## Required task:
The data below should be printed in full, exactly, and without any of its images.

## Source material:
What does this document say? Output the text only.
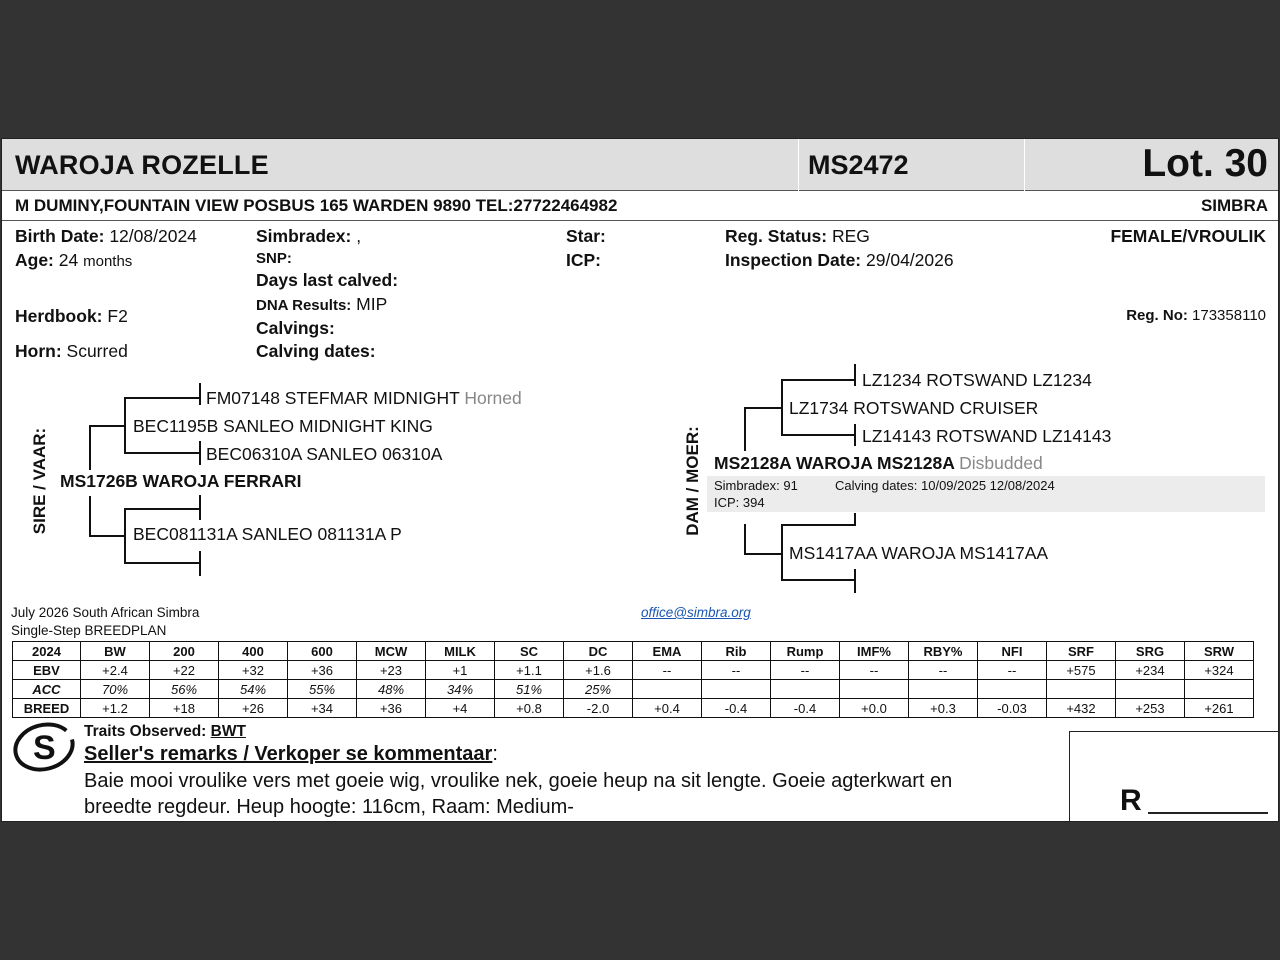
WAROJA ROZELLE	MS2472	Lot. 30
M DUMINY,FOUNTAIN VIEW POSBUS 165 WARDEN 9890 TEL:27722464982	SIMBRA
Birth Date: 12/08/2024
Age: 24 months
Herdbook: F2
Horn: Scurred
Simbradex: ,
SNP:
Days last calved:
DNA Results: MIP
Calvings:
Calving dates:
Star:
ICP:
Reg. Status: REG
Inspection Date: 29/04/2026
FEMALE/VROULIK
Reg. No: 173358110
SIRE / VAAR:
FM07148 STEFMAR MIDNIGHT Horned
BEC1195B SANLEO MIDNIGHT KING
BEC06310A SANLEO 06310A
MS1726B WAROJA FERRARI
BEC081131A SANLEO 081131A P	DAM / MOER:
LZ1234 ROTSWAND LZ1234
LZ1734 ROTSWAND CRUISER
LZ14143 ROTSWAND LZ14143
MS2128A WAROJA MS2128A Disbudded
Simbradex: 91	Calving dates: 10/09/2025 12/08/2024
ICP: 394
MS1417AA WAROJA MS1417AA
July 2026 South African Simbra
Single-Step BREEDPLAN
office@simbra.org
2024	BW	200	400	600	MCW	MILK	SC	DC	EMA	Rib	Rump	IMF%	RBY%	NFI	SRF	SRG	SRW
EBV	+2.4	+22	+32	+36	+23	+1	+1.1	+1.6	--	--	--	--	--	--	+575	+234	+324
ACC	70%	56%	54%	55%	48%	34%	51%	25%									
BREED	+1.2	+18	+26	+34	+36	+4	+0.8	-2.0	+0.4	-0.4	-0.4	+0.0	+0.3	-0.03	+432	+253	+261
S Traits Observed: BWT
Seller's remarks / Verkoper se kommentaar:
Baie mooi vroulike vers met goeie wig, vroulike nek, goeie heup na sit lengte. Goeie agterkwart en
breedte regdeur. Heup hoogte: 116cm, Raam: Medium-	R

## Completed exercise:
What does this document say? Output the text only.
WAROJA ROZELLE	MS2472	Lot. 30
M DUMINY,FOUNTAIN VIEW POSBUS 165 WARDEN 9890 TEL:27722464982	SIMBRA
Birth Date: 12/08/2024
Age: 24 months
Herdbook: F2
Horn: Scurred
Simbradex: ,
SNP:
Days last calved:
DNA Results: MIP
Calvings:
Calving dates:
Star:
ICP:
Reg. Status: REG
Inspection Date: 29/04/2026
FEMALE/VROULIK
Reg. No: 173358110
SIRE / VAAR:
FM07148 STEFMAR MIDNIGHT Horned
BEC1195B SANLEO MIDNIGHT KING
BEC06310A SANLEO 06310A
MS1726B WAROJA FERRARI
BEC081131A SANLEO 081131A P	DAM / MOER:
LZ1234 ROTSWAND LZ1234
LZ1734 ROTSWAND CRUISER
LZ14143 ROTSWAND LZ14143
MS2128A WAROJA MS2128A Disbudded
Simbradex: 91	Calving dates: 10/09/2025 12/08/2024
ICP: 394
MS1417AA WAROJA MS1417AA
July 2026 South African Simbra
Single-Step BREEDPLAN
office@simbra.org
2024	BW	200	400	600	MCW	MILK	SC	DC	EMA	Rib	Rump	IMF%	RBY%	NFI	SRF	SRG	SRW
EBV	+2.4	+22	+32	+36	+23	+1	+1.1	+1.6	--	--	--	--	--	--	+575	+234	+324
ACC	70%	56%	54%	55%	48%	34%	51%	25%									
BREED	+1.2	+18	+26	+34	+36	+4	+0.8	-2.0	+0.4	-0.4	-0.4	+0.0	+0.3	-0.03	+432	+253	+261
S Traits Observed: BWT
Seller's remarks / Verkoper se kommentaar:
Baie mooi vroulike vers met goeie wig, vroulike nek, goeie heup na sit lengte. Goeie agterkwart en
breedte regdeur. Heup hoogte: 116cm, Raam: Medium-	R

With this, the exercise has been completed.